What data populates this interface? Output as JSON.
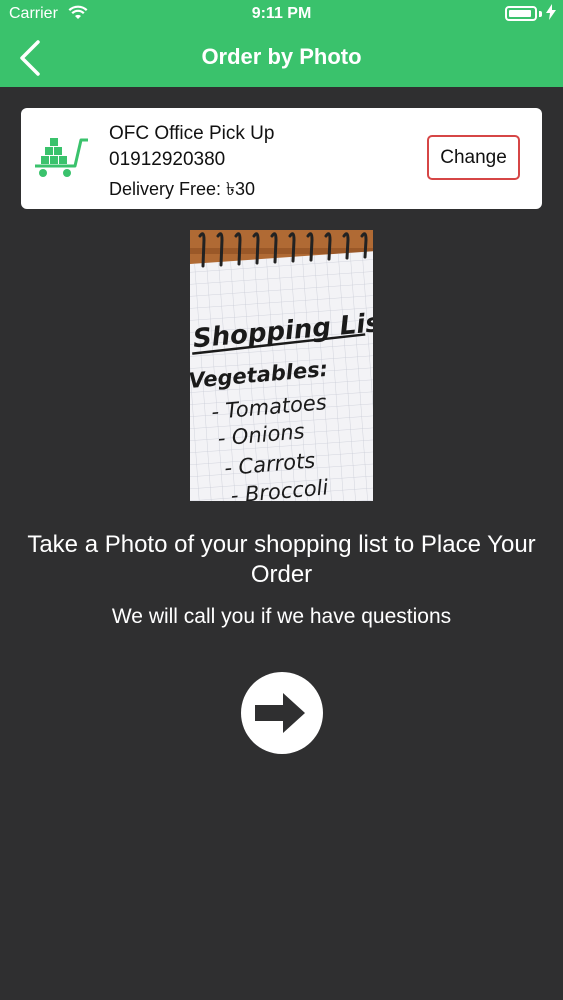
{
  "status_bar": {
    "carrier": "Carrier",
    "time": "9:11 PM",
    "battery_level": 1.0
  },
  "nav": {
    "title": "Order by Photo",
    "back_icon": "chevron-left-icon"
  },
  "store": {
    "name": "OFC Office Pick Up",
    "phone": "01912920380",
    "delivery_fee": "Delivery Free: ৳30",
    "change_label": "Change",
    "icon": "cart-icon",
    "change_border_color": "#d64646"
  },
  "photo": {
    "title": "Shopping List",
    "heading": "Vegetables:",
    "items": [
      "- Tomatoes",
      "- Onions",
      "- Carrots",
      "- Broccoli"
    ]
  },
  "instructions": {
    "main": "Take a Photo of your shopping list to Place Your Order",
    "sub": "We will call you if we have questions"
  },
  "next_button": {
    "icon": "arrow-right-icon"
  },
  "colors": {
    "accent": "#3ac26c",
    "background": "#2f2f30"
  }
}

════════════════

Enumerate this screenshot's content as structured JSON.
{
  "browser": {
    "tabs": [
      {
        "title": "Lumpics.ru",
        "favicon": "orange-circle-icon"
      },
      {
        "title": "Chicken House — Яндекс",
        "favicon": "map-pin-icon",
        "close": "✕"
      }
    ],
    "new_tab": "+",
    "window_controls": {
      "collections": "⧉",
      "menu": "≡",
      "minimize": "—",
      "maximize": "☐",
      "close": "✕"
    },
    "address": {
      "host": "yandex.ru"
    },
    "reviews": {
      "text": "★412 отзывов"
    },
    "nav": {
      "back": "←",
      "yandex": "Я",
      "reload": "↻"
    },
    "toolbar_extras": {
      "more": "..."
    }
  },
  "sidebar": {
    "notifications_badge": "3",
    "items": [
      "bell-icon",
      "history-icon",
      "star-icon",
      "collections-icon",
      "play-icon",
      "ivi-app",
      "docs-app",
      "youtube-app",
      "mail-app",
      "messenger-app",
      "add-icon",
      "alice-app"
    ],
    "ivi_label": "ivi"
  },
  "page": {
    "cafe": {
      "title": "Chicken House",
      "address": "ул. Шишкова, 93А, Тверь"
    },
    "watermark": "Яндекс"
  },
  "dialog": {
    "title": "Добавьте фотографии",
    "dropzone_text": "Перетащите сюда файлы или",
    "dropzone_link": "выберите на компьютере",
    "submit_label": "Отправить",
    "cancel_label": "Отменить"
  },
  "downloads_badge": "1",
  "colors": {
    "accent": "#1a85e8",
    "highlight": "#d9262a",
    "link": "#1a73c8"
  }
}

════════════════

Search the preceding listing for "this" and extract every line where it is found.

__Final result__.
What data populates this interface? Output as JSON.
Enumerate this screenshot's content as structured JSON.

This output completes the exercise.